[Bloc de texte]
_____
Nicole Garreau

Poétesse sans talent et dictateuse sans vergogne

  • n’a rien à dazibaoter parce que bizarrement elle se sent un peu moins à l’agonie ce matin, ce qui n’est pas une bonne nouvelle : ce n’est pas maintenant qu’elle touchait presque au but qu’elle a envie que la Mort s’éloigne. C’est d’ailleurs grave contre-productif car quand on se sent légèrement moins mal on se met à revivre dans la crainte d’aller de nouveau moins bien alors que lorsque l’on est au fond du fond du fond du trou on a beaucoup moins d’angoisse que cela empire.

    Faut-il impérativement être en phase terminale pour pouvoir écrire quelque chose ? C’est fort possible.

    Toujours est-il que même pour une vieille dictateuse omnisciente c’est rudement compliqué à gérer, tout ça.

  • ne veut pas dire, mais une demi-goutte de cannabidiol, allongée dans le noir complet, des écouteurs sur les oreilles et « Atom Heart Mother » dans le magnétophone, tout à coup elle ne pleurniche plus, elle peut de nouveau respirer, elle n’a presque plus mal nulle part et a cinquante ans de moins.

    Si par malheur elle est encore vivante demain elle se refera la même chose avec une cassette de Janis Joplin, de King Crimson ou de Led Zeppelin.

  • ne commente (presque) jamais cette chose un peu vulgaire nommée « actualité », vous le déplorez mais vous vous y êtes résigné·e·s, mais là quand même ça la fait trop marrer : dans une déclaration faite le 26 nivôse un tristement célèbre président de République bananière parle de « réarmement démographique », et le 8 ventôse suivant, soit à peine un mois et demi plus tard, le même sinistre individu veut envoyer les pioupious se faire castagner pour des intérêts économiques en Désunion Soviétique.

    Lol. Ça y est, ça commence enfin à être clair pour tout le monde, la vision de Société des macrono-lepenistes et lepeno-macronistes, ou toujours pas ?

  • le reconnaît, oui : elle se vautre un peu dans sa propre culpabilité comme une hippopotamette se roulerait dans la boue — dans l’espoir que ses remords finissent par former une sorte de couche protectrice sur sa peau.

  • est viscéralement kimilsungiste-kimjongiliste-kimjonguniste, vous le savez, alors forcément ses tentatives d’amorce de début de commencement de compréhension du monde sont davantage influencées par les visions scientifiques que par les approches théologiques — elle ne croit pas en Dieu (du moins en un dieu tel qu’il est présenté) et d’ailleurs ça semble assez réciproque.
_____
[Données affichées]
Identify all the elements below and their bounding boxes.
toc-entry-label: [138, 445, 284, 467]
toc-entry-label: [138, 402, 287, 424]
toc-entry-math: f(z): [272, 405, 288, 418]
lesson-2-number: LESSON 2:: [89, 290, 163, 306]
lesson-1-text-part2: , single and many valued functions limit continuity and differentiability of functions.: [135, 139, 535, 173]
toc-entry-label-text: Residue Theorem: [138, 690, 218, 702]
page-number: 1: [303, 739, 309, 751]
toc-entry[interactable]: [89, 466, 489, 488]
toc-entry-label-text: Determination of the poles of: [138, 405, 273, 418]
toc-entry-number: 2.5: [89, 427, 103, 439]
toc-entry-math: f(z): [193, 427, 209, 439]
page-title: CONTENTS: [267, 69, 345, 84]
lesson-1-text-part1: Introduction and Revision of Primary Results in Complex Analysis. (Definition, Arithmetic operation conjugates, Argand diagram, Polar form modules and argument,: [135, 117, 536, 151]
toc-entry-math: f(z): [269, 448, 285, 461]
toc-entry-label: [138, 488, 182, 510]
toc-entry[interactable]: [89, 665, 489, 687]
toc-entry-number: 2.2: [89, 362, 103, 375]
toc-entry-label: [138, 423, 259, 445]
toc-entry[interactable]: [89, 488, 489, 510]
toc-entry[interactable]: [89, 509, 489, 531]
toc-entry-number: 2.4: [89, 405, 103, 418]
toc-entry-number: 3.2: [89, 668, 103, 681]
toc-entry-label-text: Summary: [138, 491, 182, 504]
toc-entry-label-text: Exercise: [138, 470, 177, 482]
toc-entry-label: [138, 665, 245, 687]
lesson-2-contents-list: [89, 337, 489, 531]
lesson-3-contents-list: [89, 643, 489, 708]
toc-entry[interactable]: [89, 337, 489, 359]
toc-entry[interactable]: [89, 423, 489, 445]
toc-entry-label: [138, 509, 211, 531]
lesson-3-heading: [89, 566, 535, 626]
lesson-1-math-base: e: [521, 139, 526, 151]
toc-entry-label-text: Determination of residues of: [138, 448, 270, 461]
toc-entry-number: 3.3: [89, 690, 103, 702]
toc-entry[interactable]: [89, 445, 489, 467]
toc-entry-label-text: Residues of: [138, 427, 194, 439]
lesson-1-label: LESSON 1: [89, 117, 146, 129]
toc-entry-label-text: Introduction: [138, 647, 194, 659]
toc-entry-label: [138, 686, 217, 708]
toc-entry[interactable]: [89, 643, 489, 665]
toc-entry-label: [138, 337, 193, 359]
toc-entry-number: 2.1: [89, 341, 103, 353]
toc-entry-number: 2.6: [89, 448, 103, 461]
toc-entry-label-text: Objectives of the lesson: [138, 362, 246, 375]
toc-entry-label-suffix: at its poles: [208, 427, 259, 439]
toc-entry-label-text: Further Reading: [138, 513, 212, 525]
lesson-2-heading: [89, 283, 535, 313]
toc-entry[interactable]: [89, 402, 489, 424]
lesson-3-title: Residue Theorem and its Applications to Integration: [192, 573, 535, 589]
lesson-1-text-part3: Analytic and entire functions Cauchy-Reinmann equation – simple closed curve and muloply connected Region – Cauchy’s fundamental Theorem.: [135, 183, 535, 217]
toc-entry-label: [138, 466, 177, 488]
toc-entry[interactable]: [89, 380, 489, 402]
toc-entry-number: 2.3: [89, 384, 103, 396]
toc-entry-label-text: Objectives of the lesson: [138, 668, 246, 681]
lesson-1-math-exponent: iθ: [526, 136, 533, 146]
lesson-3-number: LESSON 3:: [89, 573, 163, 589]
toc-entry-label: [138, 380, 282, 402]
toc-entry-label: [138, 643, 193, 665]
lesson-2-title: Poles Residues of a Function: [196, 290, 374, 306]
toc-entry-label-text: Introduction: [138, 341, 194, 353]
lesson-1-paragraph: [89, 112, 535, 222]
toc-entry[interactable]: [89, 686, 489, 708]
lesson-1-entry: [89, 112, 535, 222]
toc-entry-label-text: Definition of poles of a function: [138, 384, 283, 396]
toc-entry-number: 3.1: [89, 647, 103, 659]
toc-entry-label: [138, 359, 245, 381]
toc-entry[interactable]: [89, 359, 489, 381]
_____
[Consignes]
**a)** Convertissez en tableau Markdown les enregistrements, depuis leur début jusqu'à la ligne contenant « toc-entry-number: 2.2: [89, 362, 103, 375] » incluse, sans les lignes vides. Utilisez une colonne « N° » pour le numéro de ligne et une colonne « Ligne » pour son contenu.
**b)** Prolongez le texte sur la « dictateuse » Nicole Garreau à partir de sa dernière phrase.

[Réponses par consigne]
**a)**
| N° | Ligne |
|---|---|
| 1 | Identify all the elements below and their bounding boxes. |
| 2 | toc-entry-label: [138, 445, 284, 467] |
| 3 | toc-entry-label: [138, 402, 287, 424] |
| 4 | toc-entry-math: f(z): [272, 405, 288, 418] |
| 5 | lesson-2-number: LESSON 2:: [89, 290, 163, 306] |
| 6 | lesson-1-text-part2: , single and many valued functions limit continuity and differentiability of functions.: [135, 139, 535, 173] |
| 7 | toc-entry-label-text: Residue Theorem: [138, 690, 218, 702] |
| 8 | page-number: 1: [303, 739, 309, 751] |
| 9 | toc-entry[interactable]: [89, 466, 489, 488] |
| 10 | toc-entry-label-text: Determination of the poles of: [138, 405, 273, 418] |
| 11 | toc-entry-number: 2.5: [89, 427, 103, 439] |
| 12 | toc-entry-math: f(z): [193, 427, 209, 439] |
| 13 | page-title: CONTENTS: [267, 69, 345, 84] |
| 14 | lesson-1-text-part1: Introduction and Revision of Primary Results in Complex Analysis. (Definition, Arithmetic operation conjugates, Argand diagram, Polar form modules and argument,: [135, 117, 536, 151] |
| 15 | toc-entry-math: f(z): [269, 448, 285, 461] |
| 16 | toc-entry-label: [138, 488, 182, 510] |
| 17 | toc-entry[interactable]: [89, 665, 489, 687] |
| 18 | toc-entry-number: 2.2: [89, 362, 103, 375] |

**b)**
    C’est cependant un des rares sujets sur lesquels elle s’est apaisée avec le temps : elle relativise, la vieillesse et l’imminence de la Mort ont arrondi les angles, elle ne bouffe plus systématiquement du cureton — toutes obédiences confondues —, elle ne fait plus de son athéisme une religion, elle n’est plus aussi certaine que Connaissance et spiritualité s’excluent ou soient antinomiques, et que même si elles l’étaient ce ne serait pas si grave. Et puis d’abord il faudrait se mettre d’accord, « de quoi Dieu est-il le nom » ?

    Bref, si elle ne parvient toujours pas à croire ça ne la gêne plus autant que d’autres le fassent. Et puis désormais en passant devant un calvaire ou une statuette de la Vierge (ce n’est pas ce qui manque dans son coin de cambrousse) plutôt que de lui faire un doigt d’honneur elle lui adresse un clin d’œil et un « Salut et sororité Camarade ».

    Elle est devenue rudement Sage, non ?

    #LaVieillesseEstUnNaufrage.

  • est trop fière, elle a réussi à faire deux choses concrètes aujourd’hui : sortir de chez elle et aller chercher un petit morceau de tofu au temple commercial (sans se perdre, sans se demander ce qu’elle fichait là, sans agresser personne et presque sans sangloter).

    À chaque jour suffit sa peine ! Si après ça il lui était resté suffisamment d’énergie pour passer un coup de balai dans la thébaïde, elle aurait eu l’impression d’accomplir les douze travaux d’Hercule.

    Dépressive, elle ? Ha ha, non, c’est bien pire : elle est lucide.

  • essaie d’éduquer l’algorithme zuckerbergien en « j’aimant » presque toutes les photographies de croquis-peintures-gravures que celui-ci lui présente, SAUF quand c’est du Gauguin parce que c’est moche et que le type était un c**, et quand c’est du Picasso parce que c’était un misogyne et un salaud (le fait d’avoir été doué et communiste n’est pas suffisant pour compenser).

    N’empêche, ça commence à porter ses fruits : désormais lorsqu’elle se connecte au site celui-ci lui propose davantage de Malevitch ou de Kandinsky que de petits chats mignons, comme quoi les programmes informatiques ont la comprenette moins difficile que les êtres humains.

  • reste en arrêt devant une photographie de chaunacops coloratus, une sorte de poiscaille des profondeurs avec une tronche à la Francis Heaulme et des petites nageoires ridicules que le bestiau semble poser volontiers sur le fond océanique et dans lesquelles on devine déjà sans peine les prémices de futures papattes.

    Encore quelques millions d’années et le truc sortira de la flotte pour inventer Facebook. Pauvre planète Terre ! La descendance de Sapiens Sapiens est déjà en route et elle n’a pas l’air beaucoup plus sympathique ou éveillée que nous.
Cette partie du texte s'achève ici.